TASK INPUTS:

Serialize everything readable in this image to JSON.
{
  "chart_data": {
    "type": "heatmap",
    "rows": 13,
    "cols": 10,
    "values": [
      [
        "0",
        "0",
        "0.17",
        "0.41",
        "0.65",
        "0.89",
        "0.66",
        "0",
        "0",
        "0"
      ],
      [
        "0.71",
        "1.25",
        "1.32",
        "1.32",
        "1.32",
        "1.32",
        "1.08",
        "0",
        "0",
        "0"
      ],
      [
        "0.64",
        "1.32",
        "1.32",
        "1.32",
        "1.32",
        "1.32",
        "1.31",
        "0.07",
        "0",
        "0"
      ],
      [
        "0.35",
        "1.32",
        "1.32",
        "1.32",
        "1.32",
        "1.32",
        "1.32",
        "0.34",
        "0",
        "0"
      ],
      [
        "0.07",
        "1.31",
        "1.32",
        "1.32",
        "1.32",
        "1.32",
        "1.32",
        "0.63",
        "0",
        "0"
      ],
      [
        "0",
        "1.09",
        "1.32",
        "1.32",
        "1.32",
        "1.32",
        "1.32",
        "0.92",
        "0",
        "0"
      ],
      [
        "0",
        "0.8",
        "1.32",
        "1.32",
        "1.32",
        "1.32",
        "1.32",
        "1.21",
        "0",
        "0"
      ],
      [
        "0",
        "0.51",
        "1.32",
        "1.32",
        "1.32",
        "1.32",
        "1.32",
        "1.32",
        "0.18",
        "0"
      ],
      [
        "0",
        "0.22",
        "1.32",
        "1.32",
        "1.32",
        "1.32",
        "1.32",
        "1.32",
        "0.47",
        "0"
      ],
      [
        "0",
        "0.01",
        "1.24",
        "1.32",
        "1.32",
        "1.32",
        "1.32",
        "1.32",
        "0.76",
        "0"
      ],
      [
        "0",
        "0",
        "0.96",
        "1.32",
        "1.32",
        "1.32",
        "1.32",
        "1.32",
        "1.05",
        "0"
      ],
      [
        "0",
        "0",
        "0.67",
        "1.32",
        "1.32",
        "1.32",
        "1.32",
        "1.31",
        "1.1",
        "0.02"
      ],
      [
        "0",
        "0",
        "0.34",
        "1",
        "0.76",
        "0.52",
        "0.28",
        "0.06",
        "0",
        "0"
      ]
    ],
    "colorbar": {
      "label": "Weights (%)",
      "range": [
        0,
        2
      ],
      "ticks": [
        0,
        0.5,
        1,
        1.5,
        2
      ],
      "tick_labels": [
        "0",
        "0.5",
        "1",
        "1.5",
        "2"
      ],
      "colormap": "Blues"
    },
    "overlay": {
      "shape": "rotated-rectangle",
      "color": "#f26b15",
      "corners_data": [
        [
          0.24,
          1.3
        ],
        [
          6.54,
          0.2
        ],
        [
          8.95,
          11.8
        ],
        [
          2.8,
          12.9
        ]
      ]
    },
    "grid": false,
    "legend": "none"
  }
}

PROMPT: Repeat the records exactly, including every line.

FINAL RESULT:
Serialize everything readable in this image to JSON.
{
  "chart_data": {
    "type": "heatmap",
    "rows": 13,
    "cols": 10,
    "values": [
      [
        "0",
        "0",
        "0.17",
        "0.41",
        "0.65",
        "0.89",
        "0.66",
        "0",
        "0",
        "0"
      ],
      [
        "0.71",
        "1.25",
        "1.32",
        "1.32",
        "1.32",
        "1.32",
        "1.08",
        "0",
        "0",
        "0"
      ],
      [
        "0.64",
        "1.32",
        "1.32",
        "1.32",
        "1.32",
        "1.32",
        "1.31",
        "0.07",
        "0",
        "0"
      ],
      [
        "0.35",
        "1.32",
        "1.32",
        "1.32",
        "1.32",
        "1.32",
        "1.32",
        "0.34",
        "0",
        "0"
      ],
      [
        "0.07",
        "1.31",
        "1.32",
        "1.32",
        "1.32",
        "1.32",
        "1.32",
        "0.63",
        "0",
        "0"
      ],
      [
        "0",
        "1.09",
        "1.32",
        "1.32",
        "1.32",
        "1.32",
        "1.32",
        "0.92",
        "0",
        "0"
      ],
      [
        "0",
        "0.8",
        "1.32",
        "1.32",
        "1.32",
        "1.32",
        "1.32",
        "1.21",
        "0",
        "0"
      ],
      [
        "0",
        "0.51",
        "1.32",
        "1.32",
        "1.32",
        "1.32",
        "1.32",
        "1.32",
        "0.18",
        "0"
      ],
      [
        "0",
        "0.22",
        "1.32",
        "1.32",
        "1.32",
        "1.32",
        "1.32",
        "1.32",
        "0.47",
        "0"
      ],
      [
        "0",
        "0.01",
        "1.24",
        "1.32",
        "1.32",
        "1.32",
        "1.32",
        "1.32",
        "0.76",
        "0"
      ],
      [
        "0",
        "0",
        "0.96",
        "1.32",
        "1.32",
        "1.32",
        "1.32",
        "1.32",
        "1.05",
        "0"
      ],
      [
        "0",
        "0",
        "0.67",
        "1.32",
        "1.32",
        "1.32",
        "1.32",
        "1.31",
        "1.1",
        "0.02"
      ],
      [
        "0",
        "0",
        "0.34",
        "1",
        "0.76",
        "0.52",
        "0.28",
        "0.06",
        "0",
        "0"
      ]
    ],
    "colorbar": {
      "label": "Weights (%)",
      "range": [
        0,
        2
      ],
      "ticks": [
        0,
        0.5,
        1,
        1.5,
        2
      ],
      "tick_labels": [
        "0",
        "0.5",
        "1",
        "1.5",
        "2"
      ],
      "colormap": "Blues"
    },
    "overlay": {
      "shape": "rotated-rectangle",
      "color": "#f26b15",
      "corners_data": [
        [
          0.24,
          1.3
        ],
        [
          6.54,
          0.2
        ],
        [
          8.95,
          11.8
        ],
        [
          2.8,
          12.9
        ]
      ]
    },
    "grid": false,
    "legend": "none"
  }
}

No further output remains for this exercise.